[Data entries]

______

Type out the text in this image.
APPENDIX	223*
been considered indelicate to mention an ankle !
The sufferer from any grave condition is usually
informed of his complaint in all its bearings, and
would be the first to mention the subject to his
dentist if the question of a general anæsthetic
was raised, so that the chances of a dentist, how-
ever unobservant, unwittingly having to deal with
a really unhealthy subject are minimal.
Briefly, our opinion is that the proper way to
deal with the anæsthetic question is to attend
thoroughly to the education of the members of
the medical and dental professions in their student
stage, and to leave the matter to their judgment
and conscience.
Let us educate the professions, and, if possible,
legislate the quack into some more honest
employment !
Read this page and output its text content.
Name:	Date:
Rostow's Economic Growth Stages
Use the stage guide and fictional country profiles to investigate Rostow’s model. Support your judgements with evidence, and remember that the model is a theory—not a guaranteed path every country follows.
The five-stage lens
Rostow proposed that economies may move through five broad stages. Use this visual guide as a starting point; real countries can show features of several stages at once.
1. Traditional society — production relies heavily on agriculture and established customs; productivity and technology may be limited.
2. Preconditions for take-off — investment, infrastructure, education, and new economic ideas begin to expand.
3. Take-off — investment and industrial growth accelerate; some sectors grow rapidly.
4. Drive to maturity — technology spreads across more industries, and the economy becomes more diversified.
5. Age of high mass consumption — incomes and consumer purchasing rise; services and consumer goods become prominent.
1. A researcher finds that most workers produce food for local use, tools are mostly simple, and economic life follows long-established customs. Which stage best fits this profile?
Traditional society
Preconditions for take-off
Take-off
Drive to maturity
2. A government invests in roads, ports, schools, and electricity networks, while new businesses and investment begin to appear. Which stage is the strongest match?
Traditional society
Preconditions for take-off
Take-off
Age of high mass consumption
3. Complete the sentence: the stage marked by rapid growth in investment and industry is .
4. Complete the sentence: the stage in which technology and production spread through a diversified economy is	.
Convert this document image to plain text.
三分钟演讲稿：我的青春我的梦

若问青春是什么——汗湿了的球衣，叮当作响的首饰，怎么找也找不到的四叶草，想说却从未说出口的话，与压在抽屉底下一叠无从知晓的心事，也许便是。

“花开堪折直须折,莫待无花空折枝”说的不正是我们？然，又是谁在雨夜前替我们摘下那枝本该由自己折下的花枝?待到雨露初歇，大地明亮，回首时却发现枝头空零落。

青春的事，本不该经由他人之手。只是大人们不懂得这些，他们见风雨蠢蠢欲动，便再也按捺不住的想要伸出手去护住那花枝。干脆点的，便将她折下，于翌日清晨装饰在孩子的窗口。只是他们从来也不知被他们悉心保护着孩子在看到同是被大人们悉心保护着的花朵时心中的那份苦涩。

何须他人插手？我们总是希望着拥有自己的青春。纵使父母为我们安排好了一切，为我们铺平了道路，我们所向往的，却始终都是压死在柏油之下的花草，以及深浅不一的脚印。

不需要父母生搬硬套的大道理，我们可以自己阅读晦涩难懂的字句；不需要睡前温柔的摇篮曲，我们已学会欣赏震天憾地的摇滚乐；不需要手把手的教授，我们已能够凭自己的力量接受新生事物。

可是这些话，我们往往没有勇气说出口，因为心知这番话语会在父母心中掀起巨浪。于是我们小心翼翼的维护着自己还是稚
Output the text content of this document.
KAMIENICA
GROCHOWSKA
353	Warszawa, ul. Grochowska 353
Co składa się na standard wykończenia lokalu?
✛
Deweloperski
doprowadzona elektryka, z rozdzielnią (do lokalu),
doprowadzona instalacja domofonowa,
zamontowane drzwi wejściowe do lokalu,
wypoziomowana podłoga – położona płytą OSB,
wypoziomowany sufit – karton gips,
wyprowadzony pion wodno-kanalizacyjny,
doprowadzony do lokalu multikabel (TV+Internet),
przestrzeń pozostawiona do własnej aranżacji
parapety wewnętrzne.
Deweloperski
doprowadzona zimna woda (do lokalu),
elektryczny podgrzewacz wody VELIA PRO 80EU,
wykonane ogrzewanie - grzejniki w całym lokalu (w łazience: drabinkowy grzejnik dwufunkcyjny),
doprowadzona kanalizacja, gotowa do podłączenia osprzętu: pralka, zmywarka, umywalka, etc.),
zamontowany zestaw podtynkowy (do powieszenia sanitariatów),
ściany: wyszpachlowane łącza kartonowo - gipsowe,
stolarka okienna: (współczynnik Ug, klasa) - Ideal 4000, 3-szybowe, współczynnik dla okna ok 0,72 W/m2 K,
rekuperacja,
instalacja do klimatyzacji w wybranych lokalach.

______

§ Your instructions: Could you reproduce every record above exactly as it appears?

§ Expected output:
Type out the text in this image.
APPENDIX	223*
been considered indelicate to mention an ankle !
The sufferer from any grave condition is usually
informed of his complaint in all its bearings, and
would be the first to mention the subject to his
dentist if the question of a general anæsthetic
was raised, so that the chances of a dentist, how-
ever unobservant, unwittingly having to deal with
a really unhealthy subject are minimal.
Briefly, our opinion is that the proper way to
deal with the anæsthetic question is to attend
thoroughly to the education of the members of
the medical and dental professions in their student
stage, and to leave the matter to their judgment
and conscience.
Let us educate the professions, and, if possible,
legislate the quack into some more honest
employment !
Read this page and output its text content.
Name:	Date:
Rostow's Economic Growth Stages
Use the stage guide and fictional country profiles to investigate Rostow’s model. Support your judgements with evidence, and remember that the model is a theory—not a guaranteed path every country follows.
The five-stage lens
Rostow proposed that economies may move through five broad stages. Use this visual guide as a starting point; real countries can show features of several stages at once.
1. Traditional society — production relies heavily on agriculture and established customs; productivity and technology may be limited.
2. Preconditions for take-off — investment, infrastructure, education, and new economic ideas begin to expand.
3. Take-off — investment and industrial growth accelerate; some sectors grow rapidly.
4. Drive to maturity — technology spreads across more industries, and the economy becomes more diversified.
5. Age of high mass consumption — incomes and consumer purchasing rise; services and consumer goods become prominent.
1. A researcher finds that most workers produce food for local use, tools are mostly simple, and economic life follows long-established customs. Which stage best fits this profile?
Traditional society
Preconditions for take-off
Take-off
Drive to maturity
2. A government invests in roads, ports, schools, and electricity networks, while new businesses and investment begin to appear. Which stage is the strongest match?
Traditional society
Preconditions for take-off
Take-off
Age of high mass consumption
3. Complete the sentence: the stage marked by rapid growth in investment and industry is .
4. Complete the sentence: the stage in which technology and production spread through a diversified economy is	.
Convert this document image to plain text.
三分钟演讲稿：我的青春我的梦

若问青春是什么——汗湿了的球衣，叮当作响的首饰，怎么找也找不到的四叶草，想说却从未说出口的话，与压在抽屉底下一叠无从知晓的心事，也许便是。

“花开堪折直须折,莫待无花空折枝”说的不正是我们？然，又是谁在雨夜前替我们摘下那枝本该由自己折下的花枝?待到雨露初歇，大地明亮，回首时却发现枝头空零落。

青春的事，本不该经由他人之手。只是大人们不懂得这些，他们见风雨蠢蠢欲动，便再也按捺不住的想要伸出手去护住那花枝。干脆点的，便将她折下，于翌日清晨装饰在孩子的窗口。只是他们从来也不知被他们悉心保护着孩子在看到同是被大人们悉心保护着的花朵时心中的那份苦涩。

何须他人插手？我们总是希望着拥有自己的青春。纵使父母为我们安排好了一切，为我们铺平了道路，我们所向往的，却始终都是压死在柏油之下的花草，以及深浅不一的脚印。

不需要父母生搬硬套的大道理，我们可以自己阅读晦涩难懂的字句；不需要睡前温柔的摇篮曲，我们已学会欣赏震天憾地的摇滚乐；不需要手把手的教授，我们已能够凭自己的力量接受新生事物。

可是这些话，我们往往没有勇气说出口，因为心知这番话语会在父母心中掀起巨浪。于是我们小心翼翼的维护着自己还是稚
Output the text content of this document.
KAMIENICA
GROCHOWSKA
353	Warszawa, ul. Grochowska 353
Co składa się na standard wykończenia lokalu?
✛
Deweloperski
doprowadzona elektryka, z rozdzielnią (do lokalu),
doprowadzona instalacja domofonowa,
zamontowane drzwi wejściowe do lokalu,
wypoziomowana podłoga – położona płytą OSB,
wypoziomowany sufit – karton gips,
wyprowadzony pion wodno-kanalizacyjny,
doprowadzony do lokalu multikabel (TV+Internet),
przestrzeń pozostawiona do własnej aranżacji
parapety wewnętrzne.
Deweloperski
doprowadzona zimna woda (do lokalu),
elektryczny podgrzewacz wody VELIA PRO 80EU,
wykonane ogrzewanie - grzejniki w całym lokalu (w łazience: drabinkowy grzejnik dwufunkcyjny),
doprowadzona kanalizacja, gotowa do podłączenia osprzętu: pralka, zmywarka, umywalka, etc.),
zamontowany zestaw podtynkowy (do powieszenia sanitariatów),
ściany: wyszpachlowane łącza kartonowo - gipsowe,
stolarka okienna: (współczynnik Ug, klasa) - Ideal 4000, 3-szybowe, współczynnik dla okna ok 0,72 W/m2 K,
rekuperacja,
instalacja do klimatyzacji w wybranych lokalach.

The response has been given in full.